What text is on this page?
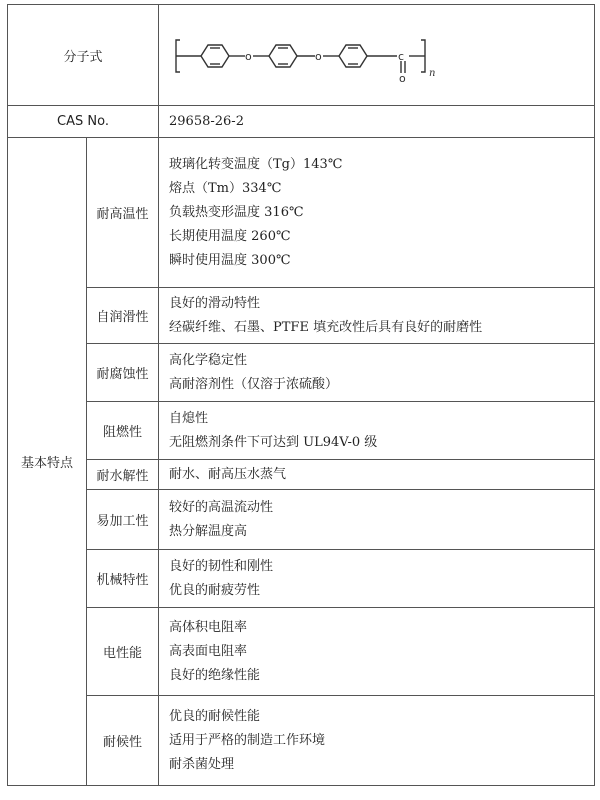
分子式		o o c
o n

CAS No.		29658-26-2
基本特点	耐高温性	玻璃化转变温度（Tg）143℃
熔点（Tm）334℃
负载热变形温度 316℃
长期使用温度 260℃
瞬时使用温度 300℃

	自润滑性	良好的滑动特性
经碳纤维、石墨、PTFE 填充改性后具有良好的耐磨性

	耐腐蚀性	高化学稳定性
高耐溶剂性（仅溶于浓硫酸）

	阻燃性	自熄性
无阻燃剂条件下可达到 UL94V-0 级

	耐水解性	耐水、耐高压水蒸气

	易加工性	较好的高温流动性
热分解温度高

	机械特性	良好的韧性和刚性
优良的耐疲劳性

	电性能	高体积电阻率
高表面电阻率
良好的绝缘性能

	耐候性	优良的耐候性能
适用于严格的制造工作环境
耐杀菌处理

= SHORT PROBLEM =
Without including any picture, retype the entries exactly.

= REPLY TO THE TASK =
What text is on this page?
分子式		o o c
o n

CAS No.		29658-26-2
基本特点	耐高温性	玻璃化转变温度（Tg）143℃
熔点（Tm）334℃
负载热变形温度 316℃
长期使用温度 260℃
瞬时使用温度 300℃

	自润滑性	良好的滑动特性
经碳纤维、石墨、PTFE 填充改性后具有良好的耐磨性

	耐腐蚀性	高化学稳定性
高耐溶剂性（仅溶于浓硫酸）

	阻燃性	自熄性
无阻燃剂条件下可达到 UL94V-0 级

	耐水解性	耐水、耐高压水蒸气

	易加工性	较好的高温流动性
热分解温度高

	机械特性	良好的韧性和刚性
优良的耐疲劳性

	电性能	高体积电阻率
高表面电阻率
良好的绝缘性能

	耐候性	优良的耐候性能
适用于严格的制造工作环境
耐杀菌处理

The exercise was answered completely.